GIVEN TASK: Count how many lines of the material contain the string "Presets", then give that number and nothing more.

(Stored data entries)
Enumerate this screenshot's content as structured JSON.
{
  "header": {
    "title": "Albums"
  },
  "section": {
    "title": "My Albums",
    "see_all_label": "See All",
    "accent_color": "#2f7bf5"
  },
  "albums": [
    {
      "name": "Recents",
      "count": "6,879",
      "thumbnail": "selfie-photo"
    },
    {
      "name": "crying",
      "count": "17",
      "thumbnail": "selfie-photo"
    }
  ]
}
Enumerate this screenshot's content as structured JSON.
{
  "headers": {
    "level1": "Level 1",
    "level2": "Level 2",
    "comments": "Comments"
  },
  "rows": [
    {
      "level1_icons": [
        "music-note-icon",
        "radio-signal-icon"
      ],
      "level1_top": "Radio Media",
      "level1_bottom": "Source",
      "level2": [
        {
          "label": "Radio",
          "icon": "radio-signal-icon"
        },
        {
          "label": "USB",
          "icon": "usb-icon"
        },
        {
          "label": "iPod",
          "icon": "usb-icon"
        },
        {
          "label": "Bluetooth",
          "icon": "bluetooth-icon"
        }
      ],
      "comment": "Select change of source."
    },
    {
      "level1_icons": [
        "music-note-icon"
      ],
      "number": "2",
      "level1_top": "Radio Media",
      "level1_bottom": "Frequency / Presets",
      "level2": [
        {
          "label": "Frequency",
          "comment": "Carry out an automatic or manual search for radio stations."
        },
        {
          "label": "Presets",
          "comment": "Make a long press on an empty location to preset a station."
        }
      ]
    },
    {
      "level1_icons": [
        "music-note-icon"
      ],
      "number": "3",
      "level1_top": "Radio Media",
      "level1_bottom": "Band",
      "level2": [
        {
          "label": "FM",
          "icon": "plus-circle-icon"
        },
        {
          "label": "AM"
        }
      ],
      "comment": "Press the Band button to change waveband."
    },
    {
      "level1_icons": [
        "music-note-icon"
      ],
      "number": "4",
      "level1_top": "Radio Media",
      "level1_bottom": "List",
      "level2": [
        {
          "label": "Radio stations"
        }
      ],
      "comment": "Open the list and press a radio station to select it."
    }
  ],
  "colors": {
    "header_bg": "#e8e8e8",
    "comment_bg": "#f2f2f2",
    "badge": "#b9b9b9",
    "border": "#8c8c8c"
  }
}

SOLVED EXERCISE: 2